Dataset items:
___
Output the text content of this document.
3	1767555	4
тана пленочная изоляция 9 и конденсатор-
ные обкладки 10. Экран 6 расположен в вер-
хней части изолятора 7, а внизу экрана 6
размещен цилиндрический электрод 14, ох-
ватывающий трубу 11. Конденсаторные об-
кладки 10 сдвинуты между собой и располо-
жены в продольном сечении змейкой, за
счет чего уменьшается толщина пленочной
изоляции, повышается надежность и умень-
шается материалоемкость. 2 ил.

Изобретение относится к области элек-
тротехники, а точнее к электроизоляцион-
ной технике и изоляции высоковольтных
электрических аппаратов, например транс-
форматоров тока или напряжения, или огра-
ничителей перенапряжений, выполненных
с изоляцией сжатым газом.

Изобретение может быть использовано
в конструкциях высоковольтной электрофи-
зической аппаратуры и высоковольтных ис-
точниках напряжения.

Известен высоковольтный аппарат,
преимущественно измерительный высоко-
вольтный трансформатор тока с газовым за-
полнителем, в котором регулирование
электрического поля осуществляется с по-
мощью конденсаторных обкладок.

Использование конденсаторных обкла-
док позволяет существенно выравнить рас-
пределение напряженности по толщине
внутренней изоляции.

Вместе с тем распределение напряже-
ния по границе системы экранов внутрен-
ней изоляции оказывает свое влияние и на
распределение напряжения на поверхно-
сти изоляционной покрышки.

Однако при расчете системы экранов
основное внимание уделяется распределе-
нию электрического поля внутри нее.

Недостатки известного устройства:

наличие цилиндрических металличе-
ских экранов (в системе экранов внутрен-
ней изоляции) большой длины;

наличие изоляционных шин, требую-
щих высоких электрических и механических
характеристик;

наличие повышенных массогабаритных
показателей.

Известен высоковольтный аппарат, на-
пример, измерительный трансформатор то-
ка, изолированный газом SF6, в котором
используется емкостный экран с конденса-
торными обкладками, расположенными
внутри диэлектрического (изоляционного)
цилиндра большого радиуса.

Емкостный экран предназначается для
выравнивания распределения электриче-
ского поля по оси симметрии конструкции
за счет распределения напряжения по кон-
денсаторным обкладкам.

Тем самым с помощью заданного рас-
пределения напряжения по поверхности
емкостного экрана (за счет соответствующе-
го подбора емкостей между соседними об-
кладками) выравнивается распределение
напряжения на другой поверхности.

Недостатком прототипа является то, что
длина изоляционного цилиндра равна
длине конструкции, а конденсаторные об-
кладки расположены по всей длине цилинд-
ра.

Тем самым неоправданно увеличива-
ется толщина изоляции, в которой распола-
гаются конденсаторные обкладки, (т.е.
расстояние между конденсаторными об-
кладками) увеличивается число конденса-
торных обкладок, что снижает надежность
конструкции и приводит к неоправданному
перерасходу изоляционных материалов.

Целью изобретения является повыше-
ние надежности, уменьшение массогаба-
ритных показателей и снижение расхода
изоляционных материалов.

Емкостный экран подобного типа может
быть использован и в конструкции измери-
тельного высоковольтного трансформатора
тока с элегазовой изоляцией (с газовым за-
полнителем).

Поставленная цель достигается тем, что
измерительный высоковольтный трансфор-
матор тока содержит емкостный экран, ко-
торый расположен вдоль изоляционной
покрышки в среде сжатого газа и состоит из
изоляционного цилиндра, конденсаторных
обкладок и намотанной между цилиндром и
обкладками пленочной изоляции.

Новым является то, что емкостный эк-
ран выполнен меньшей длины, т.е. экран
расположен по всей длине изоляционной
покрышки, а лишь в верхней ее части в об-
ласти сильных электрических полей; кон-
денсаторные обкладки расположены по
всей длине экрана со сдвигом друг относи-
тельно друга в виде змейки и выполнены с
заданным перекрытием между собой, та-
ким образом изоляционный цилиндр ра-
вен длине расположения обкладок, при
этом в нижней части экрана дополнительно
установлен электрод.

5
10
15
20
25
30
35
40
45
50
___
## WHAT IS EXPECTED
Copy each record from above without leaving any out.

## FINISHED EXERCISE
Output the text content of this document.
3	1767555	4
тана пленочная изоляция 9 и конденсатор-
ные обкладки 10. Экран 6 расположен в вер-
хней части изолятора 7, а внизу экрана 6
размещен цилиндрический электрод 14, ох-
ватывающий трубу 11. Конденсаторные об-
кладки 10 сдвинуты между собой и располо-
жены в продольном сечении змейкой, за
счет чего уменьшается толщина пленочной
изоляции, повышается надежность и умень-
шается материалоемкость. 2 ил.

Изобретение относится к области элек-
тротехники, а точнее к электроизоляцион-
ной технике и изоляции высоковольтных
электрических аппаратов, например транс-
форматоров тока или напряжения, или огра-
ничителей перенапряжений, выполненных
с изоляцией сжатым газом.

Изобретение может быть использовано
в конструкциях высоковольтной электрофи-
зической аппаратуры и высоковольтных ис-
точниках напряжения.

Известен высоковольтный аппарат,
преимущественно измерительный высоко-
вольтный трансформатор тока с газовым за-
полнителем, в котором регулирование
электрического поля осуществляется с по-
мощью конденсаторных обкладок.

Использование конденсаторных обкла-
док позволяет существенно выравнить рас-
пределение напряженности по толщине
внутренней изоляции.

Вместе с тем распределение напряже-
ния по границе системы экранов внутрен-
ней изоляции оказывает свое влияние и на
распределение напряжения на поверхно-
сти изоляционной покрышки.

Однако при расчете системы экранов
основное внимание уделяется распределе-
нию электрического поля внутри нее.

Недостатки известного устройства:

наличие цилиндрических металличе-
ских экранов (в системе экранов внутрен-
ней изоляции) большой длины;

наличие изоляционных шин, требую-
щих высоких электрических и механических
характеристик;

наличие повышенных массогабаритных
показателей.

Известен высоковольтный аппарат, на-
пример, измерительный трансформатор то-
ка, изолированный газом SF6, в котором
используется емкостный экран с конденса-
торными обкладками, расположенными
внутри диэлектрического (изоляционного)
цилиндра большого радиуса.

Емкостный экран предназначается для
выравнивания распределения электриче-
ского поля по оси симметрии конструкции
за счет распределения напряжения по кон-
денсаторным обкладкам.

Тем самым с помощью заданного рас-
пределения напряжения по поверхности
емкостного экрана (за счет соответствующе-
го подбора емкостей между соседними об-
кладками) выравнивается распределение
напряжения на другой поверхности.

Недостатком прототипа является то, что
длина изоляционного цилиндра равна
длине конструкции, а конденсаторные об-
кладки расположены по всей длине цилинд-
ра.

Тем самым неоправданно увеличива-
ется толщина изоляции, в которой распола-
гаются конденсаторные обкладки, (т.е.
расстояние между конденсаторными об-
кладками) увеличивается число конденса-
торных обкладок, что снижает надежность
конструкции и приводит к неоправданному
перерасходу изоляционных материалов.

Целью изобретения является повыше-
ние надежности, уменьшение массогаба-
ритных показателей и снижение расхода
изоляционных материалов.

Емкостный экран подобного типа может
быть использован и в конструкции измери-
тельного высоковольтного трансформатора
тока с элегазовой изоляцией (с газовым за-
полнителем).

Поставленная цель достигается тем, что
измерительный высоковольтный трансфор-
матор тока содержит емкостный экран, ко-
торый расположен вдоль изоляционной
покрышки в среде сжатого газа и состоит из
изоляционного цилиндра, конденсаторных
обкладок и намотанной между цилиндром и
обкладками пленочной изоляции.

Новым является то, что емкостный эк-
ран выполнен меньшей длины, т.е. экран
расположен по всей длине изоляционной
покрышки, а лишь в верхней ее части в об-
ласти сильных электрических полей; кон-
денсаторные обкладки расположены по
всей длине экрана со сдвигом друг относи-
тельно друга в виде змейки и выполнены с
заданным перекрытием между собой, та-
ким образом изоляционный цилиндр ра-
вен длине расположения обкладок, при
этом в нижней части экрана дополнительно
установлен электрод.

5
10
15
20
25
30
35
40
45
50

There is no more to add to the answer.